作業指示:
A - 大阪府薬剤師会の記者会見を伝える記事について、次の問いに答えてください。
(i) 地域包括ケアシステムは何年に開始されると述べられていますか。
(ii) 大阪府内の小児在宅対応薬局は現在何軒に上っていますか。
(iii) 2月26日開催の「小児在宅推進のための研修会」の受講者は何名でしたか。
B - 大阪府薬剤師会の記者会見を伝える記事を、最後の文の後から書き継いでください。

ページ本文:
┄┄┄┄┄┄

地域包括ケアシステム開始に向けて大阪府内の全薬局をかかりつけ薬局に 乾会長が新年度の抱負

乾氏

 大阪府薬剤師会は5日、定例記者会見を開催し、乾英夫会長が2023年度のスタートに当たって、「2025年開始の地域包括ケアシステムに向けて医療DX、薬局DXに積極的に取り組みながら大阪府内の全ての薬局をかかりつけ薬局にしたい」と抱負を述べた。
 2024年から始動する第八次医療計画にも言及し、「計画の全項目に薬剤師が関与できるように、地域における薬剤師・薬局機能を強化するとともに、薬剤師業務の可視化に取り組んでいきたい」と訴求した。

小児在宅対応薬局標榜ステッカー

 会見では、「現在、大阪府内の小児在宅対応薬局が189軒に上り、4月中にそのリストを作成する」予定や、「小児在宅対応薬局標榜ステッカーの完成」、「地域フォーミュラリに関する地域薬剤師会担当者説明会」、「市販薬乱用防止啓発リーフレットの作成」などについて報告された。
 424名が受講した2月26日開催の「小児在宅推進のための研修会」で行われたアンケート調査結果では、55%に当たる189薬局が小児在宅対応薬局リスト化に賛同している。

┄┄┄┄┄┄

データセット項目
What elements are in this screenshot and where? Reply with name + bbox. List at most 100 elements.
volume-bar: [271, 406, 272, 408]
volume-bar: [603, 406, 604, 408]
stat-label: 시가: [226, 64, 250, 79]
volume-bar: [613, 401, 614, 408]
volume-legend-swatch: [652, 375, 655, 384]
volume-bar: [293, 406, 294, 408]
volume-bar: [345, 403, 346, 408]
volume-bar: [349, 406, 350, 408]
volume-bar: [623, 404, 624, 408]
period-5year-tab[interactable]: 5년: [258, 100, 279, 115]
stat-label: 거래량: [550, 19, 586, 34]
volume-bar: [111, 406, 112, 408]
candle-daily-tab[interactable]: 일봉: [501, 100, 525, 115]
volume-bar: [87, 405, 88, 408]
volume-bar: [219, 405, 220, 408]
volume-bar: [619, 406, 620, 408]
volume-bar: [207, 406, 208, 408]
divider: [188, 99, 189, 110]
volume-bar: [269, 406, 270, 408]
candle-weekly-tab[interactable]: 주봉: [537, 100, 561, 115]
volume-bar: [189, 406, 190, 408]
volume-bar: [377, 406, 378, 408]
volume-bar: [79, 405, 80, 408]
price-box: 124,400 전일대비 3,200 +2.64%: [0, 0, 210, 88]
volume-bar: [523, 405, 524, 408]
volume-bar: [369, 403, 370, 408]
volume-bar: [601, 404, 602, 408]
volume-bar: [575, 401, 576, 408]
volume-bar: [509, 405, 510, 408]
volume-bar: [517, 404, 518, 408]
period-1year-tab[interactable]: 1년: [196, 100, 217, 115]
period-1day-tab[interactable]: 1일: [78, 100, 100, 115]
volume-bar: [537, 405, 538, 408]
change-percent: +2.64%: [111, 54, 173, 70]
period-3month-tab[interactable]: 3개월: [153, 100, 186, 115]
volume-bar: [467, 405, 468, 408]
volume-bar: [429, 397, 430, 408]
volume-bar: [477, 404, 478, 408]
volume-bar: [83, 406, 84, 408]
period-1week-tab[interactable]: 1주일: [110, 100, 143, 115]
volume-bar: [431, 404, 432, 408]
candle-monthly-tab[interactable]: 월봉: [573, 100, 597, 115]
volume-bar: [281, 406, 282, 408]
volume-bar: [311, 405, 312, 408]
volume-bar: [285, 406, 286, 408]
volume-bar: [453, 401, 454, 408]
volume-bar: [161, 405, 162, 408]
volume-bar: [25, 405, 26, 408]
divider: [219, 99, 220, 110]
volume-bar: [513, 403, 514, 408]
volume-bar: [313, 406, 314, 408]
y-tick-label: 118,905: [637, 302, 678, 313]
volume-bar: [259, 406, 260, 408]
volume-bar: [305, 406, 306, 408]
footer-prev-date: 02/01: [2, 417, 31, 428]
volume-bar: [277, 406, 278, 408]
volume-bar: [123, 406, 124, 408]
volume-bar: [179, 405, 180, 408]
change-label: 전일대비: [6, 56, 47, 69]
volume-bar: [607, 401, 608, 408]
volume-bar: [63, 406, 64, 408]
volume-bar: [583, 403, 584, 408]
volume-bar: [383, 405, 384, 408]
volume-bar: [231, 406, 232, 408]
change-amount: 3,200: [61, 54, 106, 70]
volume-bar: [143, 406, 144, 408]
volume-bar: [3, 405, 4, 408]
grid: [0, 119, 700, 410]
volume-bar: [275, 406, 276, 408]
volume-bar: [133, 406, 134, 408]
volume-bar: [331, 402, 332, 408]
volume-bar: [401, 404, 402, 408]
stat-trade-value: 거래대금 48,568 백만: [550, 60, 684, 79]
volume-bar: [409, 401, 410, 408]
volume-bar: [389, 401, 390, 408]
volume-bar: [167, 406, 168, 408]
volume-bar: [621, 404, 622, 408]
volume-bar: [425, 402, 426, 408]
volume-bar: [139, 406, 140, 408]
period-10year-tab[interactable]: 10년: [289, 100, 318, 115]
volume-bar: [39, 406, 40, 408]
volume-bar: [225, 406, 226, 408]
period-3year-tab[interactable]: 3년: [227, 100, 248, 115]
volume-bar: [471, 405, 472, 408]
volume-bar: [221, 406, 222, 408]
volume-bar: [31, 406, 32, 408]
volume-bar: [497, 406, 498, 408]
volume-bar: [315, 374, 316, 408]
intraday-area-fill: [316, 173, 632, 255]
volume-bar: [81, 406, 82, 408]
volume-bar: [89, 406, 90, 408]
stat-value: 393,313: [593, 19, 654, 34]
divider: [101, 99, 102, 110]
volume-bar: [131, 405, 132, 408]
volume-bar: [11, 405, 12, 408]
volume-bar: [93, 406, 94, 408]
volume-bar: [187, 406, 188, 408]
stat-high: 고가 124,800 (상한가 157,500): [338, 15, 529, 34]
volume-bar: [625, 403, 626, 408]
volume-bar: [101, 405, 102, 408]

┄┄┄┄┄┄

解答:
A -
(i) 2025年
(ii) 189軒
(iii) 424名

B -
 賛同表明できない薬局の理由では、「無菌調剤ができない」、「マンパワー不足」が多数を占め、「緊急時対応ができない」などの声も寄せられた。

堀越氏

 堀越博一常務理事は、「今年度以降も引き続き小児在宅対応薬局の支援に取り組んで対応可能薬局を増やしていき、ステッカーを通じて府民に啓発する」考えを強調した。
 3月18日に大阪府薬会館で開催された「地域フォーミュラリに関する地域薬剤師会担当者説明会」には、52地域の薬剤師会から95名、地域フォーミュラリ検討委員会委員5名の合計115名が参加。2021年度に八尾市で実施されたPPIと抗インフルエンザ薬についての取り組みや、2022年度に天王寺区、高槻市で展開されたモデル事業、後発医薬品の現状が報告された。

道明氏

 道明雅代副会長は、「フォーミュラリに関しては、各地域によって環境が異なる。従って、できるところから進めて行きたい」と明言し、「大阪府薬では、正しい情報を伝えるために準備段階における地域アンケートを取って支援していく」方針を明らかにした。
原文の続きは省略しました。